(Layout region records)
* * * * *

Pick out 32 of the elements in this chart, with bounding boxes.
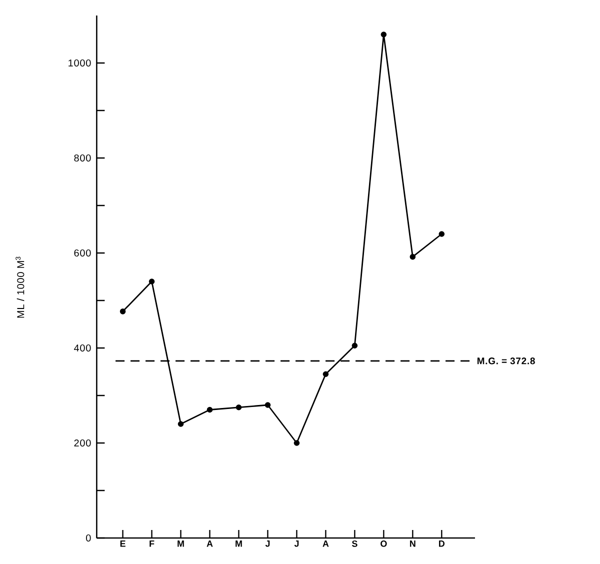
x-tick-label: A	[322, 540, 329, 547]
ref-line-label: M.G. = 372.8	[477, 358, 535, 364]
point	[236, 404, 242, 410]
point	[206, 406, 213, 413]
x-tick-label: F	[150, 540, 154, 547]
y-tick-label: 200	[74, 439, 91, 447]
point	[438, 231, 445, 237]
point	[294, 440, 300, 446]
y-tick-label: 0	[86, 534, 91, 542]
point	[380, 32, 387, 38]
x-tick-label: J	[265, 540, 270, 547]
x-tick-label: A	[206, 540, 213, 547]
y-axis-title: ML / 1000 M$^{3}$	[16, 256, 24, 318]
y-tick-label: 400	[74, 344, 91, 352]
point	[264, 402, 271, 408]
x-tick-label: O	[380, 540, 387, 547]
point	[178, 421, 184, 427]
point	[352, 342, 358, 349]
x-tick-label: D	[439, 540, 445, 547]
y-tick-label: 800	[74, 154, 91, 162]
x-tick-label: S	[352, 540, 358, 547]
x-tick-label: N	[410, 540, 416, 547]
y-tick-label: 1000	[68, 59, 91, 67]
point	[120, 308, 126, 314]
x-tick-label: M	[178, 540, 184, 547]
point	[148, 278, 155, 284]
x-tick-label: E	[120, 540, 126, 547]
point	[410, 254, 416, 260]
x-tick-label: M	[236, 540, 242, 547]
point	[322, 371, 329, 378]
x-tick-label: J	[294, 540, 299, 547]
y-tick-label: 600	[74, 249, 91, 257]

* * * * *

### [Exercise aim]
Convert every line of the records above into a numbered list, omitting blank lines. Leave the pictures out of the answer.

### [Output for this task]
1. Pick out 32 of the elements in this chart, with bounding boxes.
2. x-tick-label: A	[322, 540, 329, 547]
3. ref-line-label: M.G. = 372.8	[477, 358, 535, 364]
4. point	[236, 404, 242, 410]
5. point	[206, 406, 213, 413]
6. x-tick-label: F	[150, 540, 154, 547]
7. y-tick-label: 200	[74, 439, 91, 447]
8. point	[438, 231, 445, 237]
9. point	[294, 440, 300, 446]
10. y-tick-label: 0	[86, 534, 91, 542]
11. point	[380, 32, 387, 38]
12. x-tick-label: J	[265, 540, 270, 547]
13. x-tick-label: A	[206, 540, 213, 547]
14. y-axis-title: ML / 1000 M$^{3}$	[16, 256, 24, 318]
15. y-tick-label: 400	[74, 344, 91, 352]
16. point	[264, 402, 271, 408]
17. x-tick-label: O	[380, 540, 387, 547]
18. point	[178, 421, 184, 427]
19. point	[352, 342, 358, 349]
20. x-tick-label: D	[439, 540, 445, 547]
21. y-tick-label: 800	[74, 154, 91, 162]
22. x-tick-label: S	[352, 540, 358, 547]
23. x-tick-label: N	[410, 540, 416, 547]
24. y-tick-label: 1000	[68, 59, 91, 67]
25. point	[120, 308, 126, 314]
26. x-tick-label: M	[178, 540, 184, 547]
27. point	[148, 278, 155, 284]
28. x-tick-label: E	[120, 540, 126, 547]
29. point	[410, 254, 416, 260]
30. x-tick-label: M	[236, 540, 242, 547]
31. point	[322, 371, 329, 378]
32. x-tick-label: J	[294, 540, 299, 547]
33. y-tick-label: 600	[74, 249, 91, 257]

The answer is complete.